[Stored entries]
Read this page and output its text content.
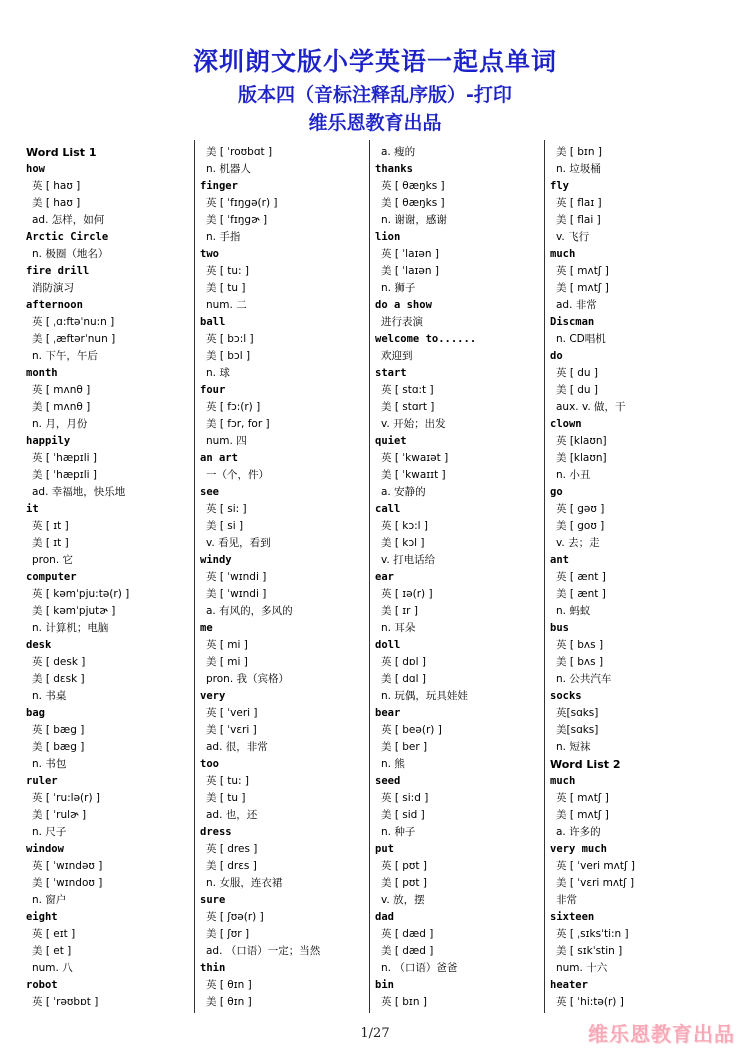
深圳朗文版小学英语一起点单词
版本四（音标注释乱序版）-打印
维乐恩教育出品
Word List 1
how
英 [ haʊ ]
美 [ haʊ ]
ad. 怎样，如何
Arctic Circle
n. 极圈（地名）
fire drill
消防演习
afternoon
英 [ ˌɑ:ftəˈnu:n ]
美 [ ˌæftərˈnun ]
n. 下午，午后
month
英 [ mʌnθ ]
美 [ mʌnθ ]
n. 月，月份
happily
英 [ ˈhæpɪli ]
美 [ ˈhæpɪli ]
ad. 幸福地，快乐地
it
英 [ ɪt ]
美 [ ɪt ]
pron. 它
computer
英 [ kəmˈpju:tə(r) ]
美 [ kəmˈpjutɚ ]
n. 计算机；电脑
desk
英 [ desk ]
美 [ dɛsk ]
n. 书桌
bag
英 [ bæg ]
美 [ bæg ]
n. 书包
ruler
英 [ ˈru:lə(r) ]
美 [ ˈrulɚ ]
n. 尺子
window
英 [ ˈwɪndəʊ ]
美 [ ˈwɪndoʊ ]
n. 窗户
eight
英 [ eɪt ]
美 [ et ]
num. 八
robot
英 [ ˈrəʊbɒt ]
美 [ ˈroʊbɑt ]
n. 机器人
finger
英 [ ˈfɪŋgə(r) ]
美 [ ˈfɪŋgɚ ]
n. 手指
two
英 [ tu: ]
美 [ tu ]
num. 二
ball
英 [ bɔ:l ]
美 [ bɔl ]
n. 球
four
英 [ fɔ:(r) ]
美 [ fɔr, for ]
num. 四
an art
一（个，件）
see
英 [ si: ]
美 [ si ]
v. 看见，看到
windy
英 [ ˈwɪndi ]
美 [ ˈwɪndi ]
a. 有风的，多风的
me
英 [ mi ]
美 [ mi ]
pron. 我（宾格）
very
英 [ ˈveri ]
美 [ ˈvɛri ]
ad. 很，非常
too
英 [ tu: ]
美 [ tu ]
ad. 也，还
dress
英 [ dres ]
美 [ drɛs ]
n. 女服，连衣裙
sure
英 [ ʃʊə(r) ]
美 [ ʃʊr ]
ad. （口语）一定；当然
thin
英 [ θɪn ]
美 [ θɪn ]
a. 瘦的
thanks
英 [ θæŋks ]
美 [ θæŋks ]
n. 谢谢，感谢
lion
英 [ ˈlaɪən ]
美 [ ˈlaɪən ]
n. 狮子
do a show
进行表演
welcome to......
欢迎到
start
英 [ stɑ:t ]
美 [ stɑrt ]
v. 开始；出发
quiet
英 [ ˈkwaɪət ]
美 [ ˈkwaɪɪt ]
a. 安静的
call
英 [ kɔ:l ]
美 [ kɔl ]
v. 打电话给
ear
英 [ ɪə(r) ]
美 [ ɪr ]
n. 耳朵
doll
英 [ dɒl ]
美 [ dɑl ]
n. 玩偶，玩具娃娃
bear
英 [ beə(r) ]
美 [ ber ]
n. 熊
seed
英 [ si:d ]
美 [ sid ]
n. 种子
put
英 [ pʊt ]
美 [ pʊt ]
v. 放，摆
dad
英 [ dæd ]
美 [ dæd ]
n. （口语）爸爸
bin
英 [ bɪn ]
美 [ bɪn ]
n. 垃圾桶
fly
英 [ flaɪ ]
美 [ flai ]
v. 飞行
much
英 [ mʌtʃ ]
美 [ mʌtʃ ]
ad. 非常
Discman
n. CD唱机
do
英 [ du ]
美 [ du ]
aux. v. 做，干
clown
英 [klaʊn]
美 [klaʊn]
n. 小丑
go
英 [ gəʊ ]
美 [ goʊ ]
v. 去；走
ant
英 [ ænt ]
美 [ ænt ]
n. 蚂蚁
bus
英 [ bʌs ]
美 [ bʌs ]
n. 公共汽车
socks
英[sɑks]
美[sɑks]
n. 短袜
Word List 2
much
英 [ mʌtʃ ]
美 [ mʌtʃ ]
a. 许多的
very much
英 [ ˈveri mʌtʃ ]
美 [ ˈvɛri mʌtʃ ]
非常
sixteen
英 [ ˌsɪksˈti:n ]
美 [ sɪkˈstin ]
num. 十六
heater
英 [ ˈhi:tə(r) ]
1/27	维乐恩教育出品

OBJECTIVE =>
Quote every line word for word and keep the images out of the copy.

CORRECT RESULT =>
Read this page and output its text content.
深圳朗文版小学英语一起点单词
版本四（音标注释乱序版）-打印
维乐恩教育出品
Word List 1
how
英 [ haʊ ]
美 [ haʊ ]
ad. 怎样，如何
Arctic Circle
n. 极圈（地名）
fire drill
消防演习
afternoon
英 [ ˌɑ:ftəˈnu:n ]
美 [ ˌæftərˈnun ]
n. 下午，午后
month
英 [ mʌnθ ]
美 [ mʌnθ ]
n. 月，月份
happily
英 [ ˈhæpɪli ]
美 [ ˈhæpɪli ]
ad. 幸福地，快乐地
it
英 [ ɪt ]
美 [ ɪt ]
pron. 它
computer
英 [ kəmˈpju:tə(r) ]
美 [ kəmˈpjutɚ ]
n. 计算机；电脑
desk
英 [ desk ]
美 [ dɛsk ]
n. 书桌
bag
英 [ bæg ]
美 [ bæg ]
n. 书包
ruler
英 [ ˈru:lə(r) ]
美 [ ˈrulɚ ]
n. 尺子
window
英 [ ˈwɪndəʊ ]
美 [ ˈwɪndoʊ ]
n. 窗户
eight
英 [ eɪt ]
美 [ et ]
num. 八
robot
英 [ ˈrəʊbɒt ]
美 [ ˈroʊbɑt ]
n. 机器人
finger
英 [ ˈfɪŋgə(r) ]
美 [ ˈfɪŋgɚ ]
n. 手指
two
英 [ tu: ]
美 [ tu ]
num. 二
ball
英 [ bɔ:l ]
美 [ bɔl ]
n. 球
four
英 [ fɔ:(r) ]
美 [ fɔr, for ]
num. 四
an art
一（个，件）
see
英 [ si: ]
美 [ si ]
v. 看见，看到
windy
英 [ ˈwɪndi ]
美 [ ˈwɪndi ]
a. 有风的，多风的
me
英 [ mi ]
美 [ mi ]
pron. 我（宾格）
very
英 [ ˈveri ]
美 [ ˈvɛri ]
ad. 很，非常
too
英 [ tu: ]
美 [ tu ]
ad. 也，还
dress
英 [ dres ]
美 [ drɛs ]
n. 女服，连衣裙
sure
英 [ ʃʊə(r) ]
美 [ ʃʊr ]
ad. （口语）一定；当然
thin
英 [ θɪn ]
美 [ θɪn ]
a. 瘦的
thanks
英 [ θæŋks ]
美 [ θæŋks ]
n. 谢谢，感谢
lion
英 [ ˈlaɪən ]
美 [ ˈlaɪən ]
n. 狮子
do a show
进行表演
welcome to......
欢迎到
start
英 [ stɑ:t ]
美 [ stɑrt ]
v. 开始；出发
quiet
英 [ ˈkwaɪət ]
美 [ ˈkwaɪɪt ]
a. 安静的
call
英 [ kɔ:l ]
美 [ kɔl ]
v. 打电话给
ear
英 [ ɪə(r) ]
美 [ ɪr ]
n. 耳朵
doll
英 [ dɒl ]
美 [ dɑl ]
n. 玩偶，玩具娃娃
bear
英 [ beə(r) ]
美 [ ber ]
n. 熊
seed
英 [ si:d ]
美 [ sid ]
n. 种子
put
英 [ pʊt ]
美 [ pʊt ]
v. 放，摆
dad
英 [ dæd ]
美 [ dæd ]
n. （口语）爸爸
bin
英 [ bɪn ]
美 [ bɪn ]
n. 垃圾桶
fly
英 [ flaɪ ]
美 [ flai ]
v. 飞行
much
英 [ mʌtʃ ]
美 [ mʌtʃ ]
ad. 非常
Discman
n. CD唱机
do
英 [ du ]
美 [ du ]
aux. v. 做，干
clown
英 [klaʊn]
美 [klaʊn]
n. 小丑
go
英 [ gəʊ ]
美 [ goʊ ]
v. 去；走
ant
英 [ ænt ]
美 [ ænt ]
n. 蚂蚁
bus
英 [ bʌs ]
美 [ bʌs ]
n. 公共汽车
socks
英[sɑks]
美[sɑks]
n. 短袜
Word List 2
much
英 [ mʌtʃ ]
美 [ mʌtʃ ]
a. 许多的
very much
英 [ ˈveri mʌtʃ ]
美 [ ˈvɛri mʌtʃ ]
非常
sixteen
英 [ ˌsɪksˈti:n ]
美 [ sɪkˈstin ]
num. 十六
heater
英 [ ˈhi:tə(r) ]
1/27	维乐恩教育出品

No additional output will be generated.